* Dataset rows:
>>

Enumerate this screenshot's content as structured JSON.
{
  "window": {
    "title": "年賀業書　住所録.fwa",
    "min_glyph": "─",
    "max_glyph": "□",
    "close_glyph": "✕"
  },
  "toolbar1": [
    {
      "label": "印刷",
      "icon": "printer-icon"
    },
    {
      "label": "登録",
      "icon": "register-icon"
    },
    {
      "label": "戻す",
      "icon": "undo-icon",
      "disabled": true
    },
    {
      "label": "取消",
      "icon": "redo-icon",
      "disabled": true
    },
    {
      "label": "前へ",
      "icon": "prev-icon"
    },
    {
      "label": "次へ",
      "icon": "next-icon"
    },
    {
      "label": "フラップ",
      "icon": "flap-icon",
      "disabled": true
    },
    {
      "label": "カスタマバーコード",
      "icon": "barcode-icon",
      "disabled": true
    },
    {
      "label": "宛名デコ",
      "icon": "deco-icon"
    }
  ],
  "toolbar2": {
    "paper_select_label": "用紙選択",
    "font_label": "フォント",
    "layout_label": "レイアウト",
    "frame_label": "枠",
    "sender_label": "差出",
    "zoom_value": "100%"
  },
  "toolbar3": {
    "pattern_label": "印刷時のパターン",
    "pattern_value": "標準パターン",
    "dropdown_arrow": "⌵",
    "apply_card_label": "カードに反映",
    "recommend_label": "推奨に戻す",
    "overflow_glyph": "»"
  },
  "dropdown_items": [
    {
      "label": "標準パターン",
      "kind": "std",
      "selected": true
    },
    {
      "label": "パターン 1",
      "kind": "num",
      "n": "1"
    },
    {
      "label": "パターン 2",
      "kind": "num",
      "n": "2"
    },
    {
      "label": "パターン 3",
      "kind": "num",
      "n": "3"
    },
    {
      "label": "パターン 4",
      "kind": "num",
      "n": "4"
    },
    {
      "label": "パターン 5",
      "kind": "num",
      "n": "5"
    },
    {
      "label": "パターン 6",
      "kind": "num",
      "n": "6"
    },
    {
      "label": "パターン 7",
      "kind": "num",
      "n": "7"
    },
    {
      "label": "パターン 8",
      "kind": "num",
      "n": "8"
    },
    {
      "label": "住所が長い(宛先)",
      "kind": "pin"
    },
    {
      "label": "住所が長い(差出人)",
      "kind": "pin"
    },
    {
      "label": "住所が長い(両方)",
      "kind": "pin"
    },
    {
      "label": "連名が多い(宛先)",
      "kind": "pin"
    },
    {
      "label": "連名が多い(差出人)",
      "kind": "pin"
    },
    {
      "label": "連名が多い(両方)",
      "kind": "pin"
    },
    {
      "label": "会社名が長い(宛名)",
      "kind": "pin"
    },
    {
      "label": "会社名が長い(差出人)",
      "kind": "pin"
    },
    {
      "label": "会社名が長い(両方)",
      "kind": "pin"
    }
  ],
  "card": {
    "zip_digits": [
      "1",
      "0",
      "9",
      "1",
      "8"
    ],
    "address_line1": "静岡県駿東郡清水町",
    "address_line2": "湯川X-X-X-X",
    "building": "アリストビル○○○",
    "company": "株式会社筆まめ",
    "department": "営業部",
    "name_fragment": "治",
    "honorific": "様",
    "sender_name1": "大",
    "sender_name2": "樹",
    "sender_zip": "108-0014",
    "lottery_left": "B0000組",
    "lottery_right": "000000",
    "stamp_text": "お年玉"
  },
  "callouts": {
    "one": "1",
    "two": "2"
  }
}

<<

* Exercise aim: Check each line above for the string "会社名が長い", then copy the ones that have it.

* Exercise response:
      "label": "会社名が長い(宛名)",
      "label": "会社名が長い(差出人)",
      "label": "会社名が長い(両方)",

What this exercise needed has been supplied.